Print every line of the listing exactly, please.

+ + + +

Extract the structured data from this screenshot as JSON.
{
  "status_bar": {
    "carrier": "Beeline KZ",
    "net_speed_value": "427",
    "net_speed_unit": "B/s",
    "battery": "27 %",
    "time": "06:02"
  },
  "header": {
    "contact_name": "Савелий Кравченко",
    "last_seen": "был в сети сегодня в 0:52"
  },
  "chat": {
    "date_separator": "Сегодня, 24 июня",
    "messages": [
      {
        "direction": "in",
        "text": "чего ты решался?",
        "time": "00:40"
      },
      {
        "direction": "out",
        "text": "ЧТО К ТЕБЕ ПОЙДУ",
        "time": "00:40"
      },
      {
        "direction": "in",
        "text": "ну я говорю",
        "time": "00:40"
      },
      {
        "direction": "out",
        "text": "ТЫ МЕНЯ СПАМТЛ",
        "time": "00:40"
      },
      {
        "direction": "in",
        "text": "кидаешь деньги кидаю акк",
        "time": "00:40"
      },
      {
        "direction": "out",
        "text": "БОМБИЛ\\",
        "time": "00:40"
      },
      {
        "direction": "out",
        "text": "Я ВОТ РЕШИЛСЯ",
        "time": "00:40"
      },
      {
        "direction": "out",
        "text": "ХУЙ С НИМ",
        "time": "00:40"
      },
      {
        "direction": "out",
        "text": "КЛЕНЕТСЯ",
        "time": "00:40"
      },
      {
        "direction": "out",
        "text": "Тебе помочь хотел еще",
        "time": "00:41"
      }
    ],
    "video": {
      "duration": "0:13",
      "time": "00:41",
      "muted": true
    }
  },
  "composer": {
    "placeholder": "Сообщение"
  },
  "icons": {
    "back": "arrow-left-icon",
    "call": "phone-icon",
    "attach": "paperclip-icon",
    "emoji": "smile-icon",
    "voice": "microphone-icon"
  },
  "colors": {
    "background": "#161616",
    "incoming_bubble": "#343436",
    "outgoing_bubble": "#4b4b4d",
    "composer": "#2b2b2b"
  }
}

+ + + +

| WORKED ANSWER |
Extract the structured data from this screenshot as JSON.
{
  "status_bar": {
    "carrier": "Beeline KZ",
    "net_speed_value": "427",
    "net_speed_unit": "B/s",
    "battery": "27 %",
    "time": "06:02"
  },
  "header": {
    "contact_name": "Савелий Кравченко",
    "last_seen": "был в сети сегодня в 0:52"
  },
  "chat": {
    "date_separator": "Сегодня, 24 июня",
    "messages": [
      {
        "direction": "in",
        "text": "чего ты решался?",
        "time": "00:40"
      },
      {
        "direction": "out",
        "text": "ЧТО К ТЕБЕ ПОЙДУ",
        "time": "00:40"
      },
      {
        "direction": "in",
        "text": "ну я говорю",
        "time": "00:40"
      },
      {
        "direction": "out",
        "text": "ТЫ МЕНЯ СПАМТЛ",
        "time": "00:40"
      },
      {
        "direction": "in",
        "text": "кидаешь деньги кидаю акк",
        "time": "00:40"
      },
      {
        "direction": "out",
        "text": "БОМБИЛ\\",
        "time": "00:40"
      },
      {
        "direction": "out",
        "text": "Я ВОТ РЕШИЛСЯ",
        "time": "00:40"
      },
      {
        "direction": "out",
        "text": "ХУЙ С НИМ",
        "time": "00:40"
      },
      {
        "direction": "out",
        "text": "КЛЕНЕТСЯ",
        "time": "00:40"
      },
      {
        "direction": "out",
        "text": "Тебе помочь хотел еще",
        "time": "00:41"
      }
    ],
    "video": {
      "duration": "0:13",
      "time": "00:41",
      "muted": true
    }
  },
  "composer": {
    "placeholder": "Сообщение"
  },
  "icons": {
    "back": "arrow-left-icon",
    "call": "phone-icon",
    "attach": "paperclip-icon",
    "emoji": "smile-icon",
    "voice": "microphone-icon"
  },
  "colors": {
    "background": "#161616",
    "incoming_bubble": "#343436",
    "outgoing_bubble": "#4b4b4d",
    "composer": "#2b2b2b"
  }
}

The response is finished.